▶ [YOUR GOAL]
Using the data below, gather each line that includes the word "Dateien".

## Begin PROVIDED DATA

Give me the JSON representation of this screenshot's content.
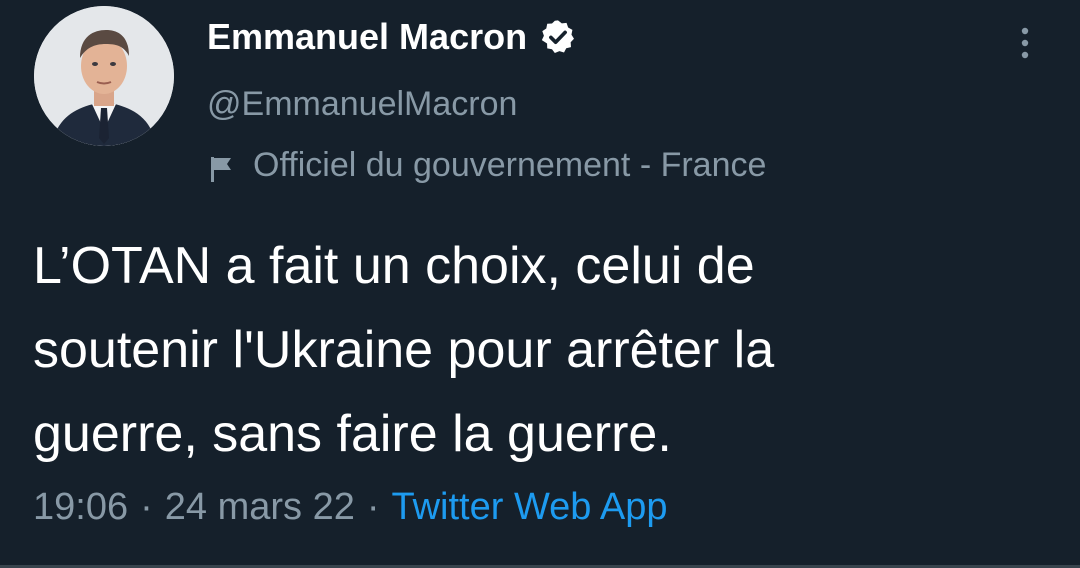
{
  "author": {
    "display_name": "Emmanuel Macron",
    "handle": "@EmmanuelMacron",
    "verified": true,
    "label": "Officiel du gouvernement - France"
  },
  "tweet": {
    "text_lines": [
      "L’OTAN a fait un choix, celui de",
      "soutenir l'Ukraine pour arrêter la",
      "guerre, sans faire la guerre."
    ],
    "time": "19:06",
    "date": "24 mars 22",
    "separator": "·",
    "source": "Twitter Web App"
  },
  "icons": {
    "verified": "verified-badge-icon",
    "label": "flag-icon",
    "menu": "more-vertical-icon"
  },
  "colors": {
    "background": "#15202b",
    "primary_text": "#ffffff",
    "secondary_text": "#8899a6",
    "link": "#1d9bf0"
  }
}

## End PROVIDED DATA
## Begin PROVIDED DATA

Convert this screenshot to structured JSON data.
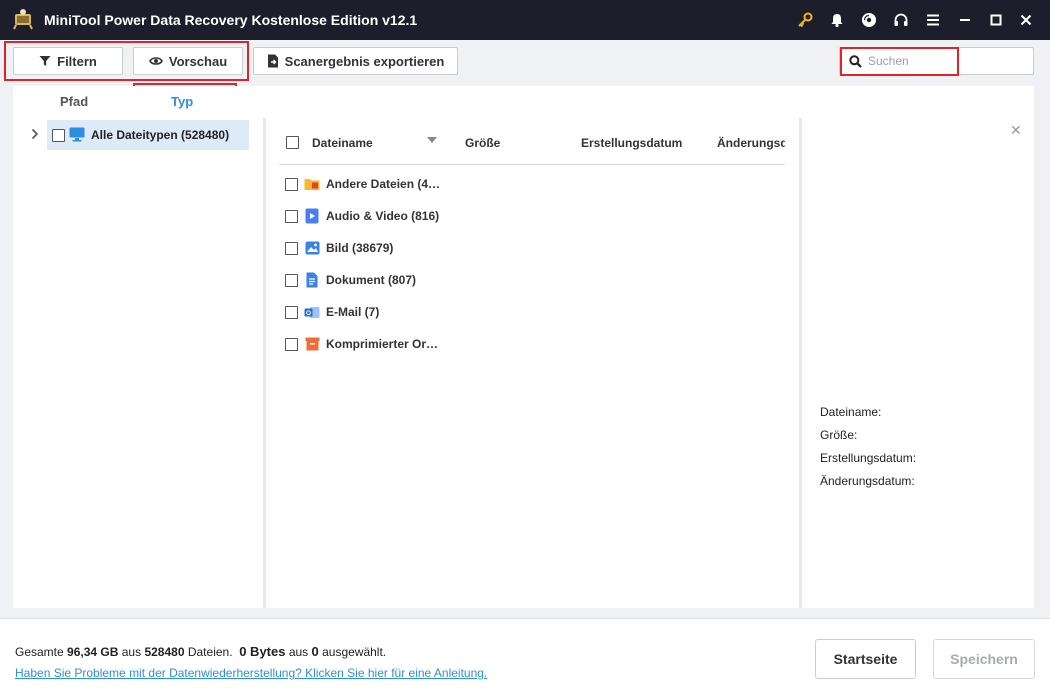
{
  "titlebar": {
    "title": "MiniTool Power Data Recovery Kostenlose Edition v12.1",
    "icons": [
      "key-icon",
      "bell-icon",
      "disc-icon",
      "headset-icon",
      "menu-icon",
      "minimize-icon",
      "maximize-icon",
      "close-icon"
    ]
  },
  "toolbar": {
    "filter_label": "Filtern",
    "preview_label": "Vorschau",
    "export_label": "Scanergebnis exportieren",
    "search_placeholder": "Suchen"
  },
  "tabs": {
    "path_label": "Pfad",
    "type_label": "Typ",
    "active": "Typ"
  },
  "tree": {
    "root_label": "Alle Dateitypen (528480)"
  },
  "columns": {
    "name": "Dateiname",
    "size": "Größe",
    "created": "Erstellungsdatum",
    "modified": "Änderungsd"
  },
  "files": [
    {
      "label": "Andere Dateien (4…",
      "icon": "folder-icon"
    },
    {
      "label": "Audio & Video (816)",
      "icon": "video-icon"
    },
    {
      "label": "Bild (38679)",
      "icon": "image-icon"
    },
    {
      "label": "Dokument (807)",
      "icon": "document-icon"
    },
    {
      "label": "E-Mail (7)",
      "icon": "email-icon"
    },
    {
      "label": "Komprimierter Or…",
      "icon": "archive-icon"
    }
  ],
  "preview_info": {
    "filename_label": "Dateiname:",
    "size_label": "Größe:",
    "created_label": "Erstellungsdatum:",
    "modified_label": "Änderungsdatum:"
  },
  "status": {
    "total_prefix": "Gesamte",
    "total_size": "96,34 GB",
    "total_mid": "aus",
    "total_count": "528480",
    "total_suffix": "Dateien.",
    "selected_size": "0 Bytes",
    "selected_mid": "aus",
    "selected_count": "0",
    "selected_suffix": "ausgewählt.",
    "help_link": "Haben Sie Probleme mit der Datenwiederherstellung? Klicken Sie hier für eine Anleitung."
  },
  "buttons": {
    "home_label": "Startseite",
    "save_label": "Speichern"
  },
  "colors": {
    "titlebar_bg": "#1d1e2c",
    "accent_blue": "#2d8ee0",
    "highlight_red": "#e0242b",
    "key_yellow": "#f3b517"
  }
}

## End PROVIDED DATA

▶ [PROBLEM SOLUTION]
      "label": "Andere Dateien (4…",
    "total_suffix": "Dateien.",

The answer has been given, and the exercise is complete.